Data entries
__________
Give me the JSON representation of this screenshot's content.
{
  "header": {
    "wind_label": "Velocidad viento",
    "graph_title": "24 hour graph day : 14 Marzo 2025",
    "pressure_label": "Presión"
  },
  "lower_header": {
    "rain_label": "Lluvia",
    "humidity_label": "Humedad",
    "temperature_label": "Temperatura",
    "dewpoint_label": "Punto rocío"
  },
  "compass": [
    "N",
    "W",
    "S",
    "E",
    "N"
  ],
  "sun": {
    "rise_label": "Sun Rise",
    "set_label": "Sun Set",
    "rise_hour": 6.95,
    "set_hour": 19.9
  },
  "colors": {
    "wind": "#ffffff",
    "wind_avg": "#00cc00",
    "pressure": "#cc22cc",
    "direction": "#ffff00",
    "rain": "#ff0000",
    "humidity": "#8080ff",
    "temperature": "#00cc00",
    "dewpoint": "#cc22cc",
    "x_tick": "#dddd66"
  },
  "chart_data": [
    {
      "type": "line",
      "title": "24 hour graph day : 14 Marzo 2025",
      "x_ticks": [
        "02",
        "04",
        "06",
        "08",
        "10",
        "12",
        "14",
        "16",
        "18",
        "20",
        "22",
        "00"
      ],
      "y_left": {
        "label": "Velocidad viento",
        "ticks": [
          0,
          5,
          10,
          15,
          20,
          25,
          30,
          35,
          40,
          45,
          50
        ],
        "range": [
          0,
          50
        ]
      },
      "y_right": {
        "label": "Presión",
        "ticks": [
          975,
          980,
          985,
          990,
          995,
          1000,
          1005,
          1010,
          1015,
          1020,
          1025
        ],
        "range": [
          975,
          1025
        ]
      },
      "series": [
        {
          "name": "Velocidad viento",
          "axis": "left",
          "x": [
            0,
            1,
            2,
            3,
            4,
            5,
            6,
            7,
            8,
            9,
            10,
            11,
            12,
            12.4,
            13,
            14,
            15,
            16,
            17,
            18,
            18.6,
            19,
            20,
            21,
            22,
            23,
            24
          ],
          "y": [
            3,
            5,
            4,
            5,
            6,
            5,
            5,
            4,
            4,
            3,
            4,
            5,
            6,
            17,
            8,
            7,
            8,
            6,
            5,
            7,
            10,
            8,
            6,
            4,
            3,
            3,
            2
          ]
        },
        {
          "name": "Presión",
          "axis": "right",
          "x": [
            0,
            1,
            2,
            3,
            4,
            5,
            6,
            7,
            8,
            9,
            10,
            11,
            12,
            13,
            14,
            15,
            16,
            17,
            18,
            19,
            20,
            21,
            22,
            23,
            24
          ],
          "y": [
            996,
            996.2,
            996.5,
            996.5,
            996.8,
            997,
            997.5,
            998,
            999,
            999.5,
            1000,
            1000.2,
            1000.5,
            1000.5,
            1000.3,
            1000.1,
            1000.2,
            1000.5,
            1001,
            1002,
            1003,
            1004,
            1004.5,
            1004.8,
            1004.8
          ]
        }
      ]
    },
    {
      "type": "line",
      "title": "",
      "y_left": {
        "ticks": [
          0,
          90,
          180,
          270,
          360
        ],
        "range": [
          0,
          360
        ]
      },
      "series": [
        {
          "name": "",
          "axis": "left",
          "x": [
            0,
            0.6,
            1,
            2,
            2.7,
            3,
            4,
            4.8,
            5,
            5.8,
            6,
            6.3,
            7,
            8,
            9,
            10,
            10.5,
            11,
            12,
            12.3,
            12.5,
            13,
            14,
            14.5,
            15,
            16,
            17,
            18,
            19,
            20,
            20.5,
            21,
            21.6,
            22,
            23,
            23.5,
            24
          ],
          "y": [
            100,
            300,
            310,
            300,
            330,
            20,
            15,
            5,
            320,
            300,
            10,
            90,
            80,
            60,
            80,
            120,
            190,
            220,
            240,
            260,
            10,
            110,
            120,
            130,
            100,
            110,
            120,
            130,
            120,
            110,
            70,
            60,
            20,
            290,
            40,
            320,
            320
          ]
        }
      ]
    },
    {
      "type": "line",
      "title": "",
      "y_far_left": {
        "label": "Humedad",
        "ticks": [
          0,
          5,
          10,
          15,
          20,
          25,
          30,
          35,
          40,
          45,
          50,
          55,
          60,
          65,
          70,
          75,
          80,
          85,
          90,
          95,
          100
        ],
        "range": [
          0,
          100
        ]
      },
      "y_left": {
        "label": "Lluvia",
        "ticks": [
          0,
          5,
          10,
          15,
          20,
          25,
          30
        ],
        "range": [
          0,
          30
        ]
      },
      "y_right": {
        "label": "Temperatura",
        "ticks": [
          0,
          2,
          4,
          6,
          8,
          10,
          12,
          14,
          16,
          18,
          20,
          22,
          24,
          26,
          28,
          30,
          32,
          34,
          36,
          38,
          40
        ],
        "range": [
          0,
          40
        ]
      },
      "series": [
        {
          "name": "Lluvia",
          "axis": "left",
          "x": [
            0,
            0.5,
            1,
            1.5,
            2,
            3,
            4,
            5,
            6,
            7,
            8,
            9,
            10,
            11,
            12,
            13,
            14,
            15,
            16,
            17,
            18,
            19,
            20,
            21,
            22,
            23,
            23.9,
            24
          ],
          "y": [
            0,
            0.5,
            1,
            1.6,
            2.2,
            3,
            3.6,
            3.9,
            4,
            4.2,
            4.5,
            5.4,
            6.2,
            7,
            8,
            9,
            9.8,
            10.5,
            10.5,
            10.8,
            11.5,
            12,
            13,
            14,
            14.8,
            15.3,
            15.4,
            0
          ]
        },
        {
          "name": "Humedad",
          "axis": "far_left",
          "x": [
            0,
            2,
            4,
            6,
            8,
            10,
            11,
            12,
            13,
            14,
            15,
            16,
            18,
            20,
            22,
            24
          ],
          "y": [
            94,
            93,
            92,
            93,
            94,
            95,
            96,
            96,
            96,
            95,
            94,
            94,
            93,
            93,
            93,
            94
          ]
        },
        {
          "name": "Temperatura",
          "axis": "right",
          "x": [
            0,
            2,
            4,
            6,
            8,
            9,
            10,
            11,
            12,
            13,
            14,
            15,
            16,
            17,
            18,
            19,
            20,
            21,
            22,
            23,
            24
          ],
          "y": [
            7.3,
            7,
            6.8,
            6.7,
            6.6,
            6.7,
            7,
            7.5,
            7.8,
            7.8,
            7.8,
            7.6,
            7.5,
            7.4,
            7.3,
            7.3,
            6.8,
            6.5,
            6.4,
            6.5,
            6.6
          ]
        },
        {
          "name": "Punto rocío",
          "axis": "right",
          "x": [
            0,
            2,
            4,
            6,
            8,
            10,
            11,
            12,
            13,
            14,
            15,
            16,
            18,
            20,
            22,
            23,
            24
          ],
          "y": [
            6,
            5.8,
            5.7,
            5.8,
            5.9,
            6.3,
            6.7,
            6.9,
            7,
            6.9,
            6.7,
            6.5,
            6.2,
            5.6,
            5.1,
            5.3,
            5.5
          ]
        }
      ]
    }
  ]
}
__________
▸ Problem details
Search the lines above for the string "Presión", then show every one that has it.

▸ Result for this task
    "pressure_label": "Presión"
        "label": "Presión",
          "name": "Presión",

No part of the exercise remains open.